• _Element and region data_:
▼

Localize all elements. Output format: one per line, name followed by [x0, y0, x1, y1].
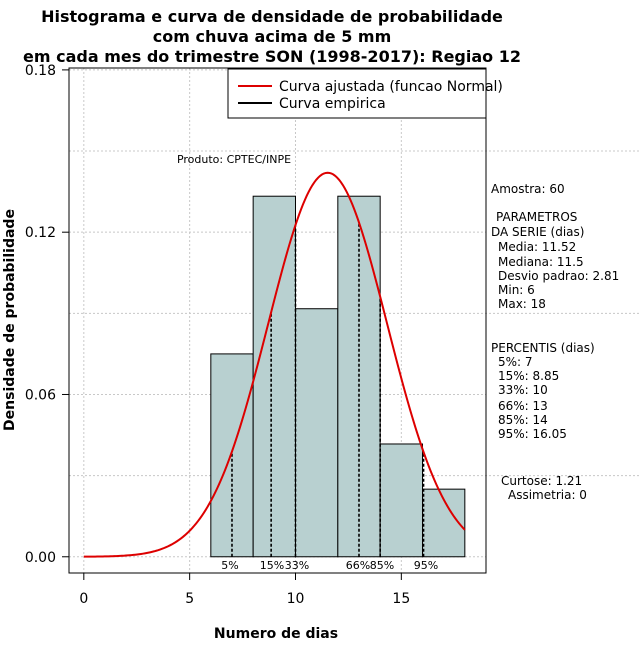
x-tick-label: 0	[79, 591, 88, 607]
stats-text-line: Mediana: 11.5	[498, 255, 584, 269]
chart-title-line: em cada mes do trimestre SON (1998-2017)…	[23, 47, 521, 66]
percentile-label: 5%	[221, 559, 238, 572]
plot-frame	[68, 67, 487, 574]
stats-text-line: 5%: 7	[498, 355, 533, 369]
percentile-label: 95%	[414, 559, 438, 572]
percentile-label: 85%	[370, 559, 394, 572]
histogram-bar	[294, 308, 339, 558]
stats-text-line: Max: 18	[498, 297, 546, 311]
percentile-label: 66%	[346, 559, 370, 572]
percentile-label: 33%	[285, 559, 309, 572]
stats-text-line: Curtose: 1.21	[501, 474, 582, 488]
chart-title-line: Histograma e curva de densidade de proba…	[41, 7, 503, 26]
normal-fit-curve	[83, 171, 466, 558]
x-tick-label: 15	[392, 591, 410, 607]
legend-entry-label: Curva empirica	[279, 96, 386, 112]
y-tick-label: 0.06	[25, 387, 56, 403]
stats-text-line: PERCENTIS (dias)	[491, 341, 595, 355]
stats-text-line: 95%: 16.05	[498, 427, 567, 441]
stats-text-line: Desvio padrao: 2.81	[498, 269, 619, 283]
stats-text-line: DA SERIE (dias)	[491, 225, 584, 239]
histogram-bar	[252, 195, 296, 558]
y-tick-label: 0.12	[25, 225, 56, 241]
y-axis-label: Densidade de probabilidade	[2, 209, 18, 431]
chart-title-line: com chuva acima de 5 mm	[153, 27, 392, 46]
stats-text-line: 15%: 8.85	[498, 369, 559, 383]
stats-text-line: Amostra: 60	[491, 182, 565, 196]
x-axis-label: Numero de dias	[214, 626, 338, 642]
product-annotation: Produto: CPTEC/INPE	[177, 153, 291, 166]
stats-text-line: 33%: 10	[498, 383, 548, 397]
stats-text-line: 66%: 13	[498, 399, 548, 413]
histogram-bar	[379, 443, 423, 558]
x-tick-label: 10	[287, 591, 305, 607]
stats-text-line: 85%: 14	[498, 413, 548, 427]
percentile-label: 15%	[260, 559, 284, 572]
x-tick-label: 5	[185, 591, 194, 607]
y-tick-label: 0.18	[25, 63, 56, 79]
legend-entry-label: Curva ajustada (funcao Normal)	[279, 79, 503, 95]
y-tick-label: 0.00	[25, 550, 56, 566]
stats-text-line: Min: 6	[498, 283, 535, 297]
stats-text-line: Assimetria: 0	[508, 488, 587, 502]
stats-text-line: PARAMETROS	[496, 210, 577, 224]
legend-box	[227, 68, 487, 119]
stats-text-line: Media: 11.52	[498, 240, 576, 254]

▲

Extract every line of the rows above verbatim, leaving out the pictures.

Localize all elements. Output format: one per line, name followed by [x0, y0, x1, y1].
x-tick-label: 0	[79, 591, 88, 607]
stats-text-line: Mediana: 11.5	[498, 255, 584, 269]
chart-title-line: em cada mes do trimestre SON (1998-2017)…	[23, 47, 521, 66]
percentile-label: 5%	[221, 559, 238, 572]
plot-frame	[68, 67, 487, 574]
stats-text-line: 5%: 7	[498, 355, 533, 369]
percentile-label: 95%	[414, 559, 438, 572]
percentile-label: 85%	[370, 559, 394, 572]
histogram-bar	[294, 308, 339, 558]
stats-text-line: Max: 18	[498, 297, 546, 311]
percentile-label: 66%	[346, 559, 370, 572]
percentile-label: 33%	[285, 559, 309, 572]
stats-text-line: Curtose: 1.21	[501, 474, 582, 488]
chart-title-line: Histograma e curva de densidade de proba…	[41, 7, 503, 26]
normal-fit-curve	[83, 171, 466, 558]
x-tick-label: 15	[392, 591, 410, 607]
legend-entry-label: Curva empirica	[279, 96, 386, 112]
y-tick-label: 0.06	[25, 387, 56, 403]
stats-text-line: PERCENTIS (dias)	[491, 341, 595, 355]
stats-text-line: 95%: 16.05	[498, 427, 567, 441]
stats-text-line: Desvio padrao: 2.81	[498, 269, 619, 283]
stats-text-line: DA SERIE (dias)	[491, 225, 584, 239]
histogram-bar	[252, 195, 296, 558]
y-tick-label: 0.12	[25, 225, 56, 241]
y-axis-label: Densidade de probabilidade	[2, 209, 18, 431]
chart-title-line: com chuva acima de 5 mm	[153, 27, 392, 46]
stats-text-line: 15%: 8.85	[498, 369, 559, 383]
stats-text-line: Amostra: 60	[491, 182, 565, 196]
x-axis-label: Numero de dias	[214, 626, 338, 642]
product-annotation: Produto: CPTEC/INPE	[177, 153, 291, 166]
stats-text-line: 33%: 10	[498, 383, 548, 397]
stats-text-line: 66%: 13	[498, 399, 548, 413]
histogram-bar	[379, 443, 423, 558]
x-tick-label: 10	[287, 591, 305, 607]
stats-text-line: 85%: 14	[498, 413, 548, 427]
percentile-label: 15%	[260, 559, 284, 572]
x-tick-label: 5	[185, 591, 194, 607]
y-tick-label: 0.18	[25, 63, 56, 79]
legend-entry-label: Curva ajustada (funcao Normal)	[279, 79, 503, 95]
y-tick-label: 0.00	[25, 550, 56, 566]
stats-text-line: Min: 6	[498, 283, 535, 297]
stats-text-line: Assimetria: 0	[508, 488, 587, 502]
stats-text-line: PARAMETROS	[496, 210, 577, 224]
legend-box	[227, 68, 487, 119]
stats-text-line: Media: 11.52	[498, 240, 576, 254]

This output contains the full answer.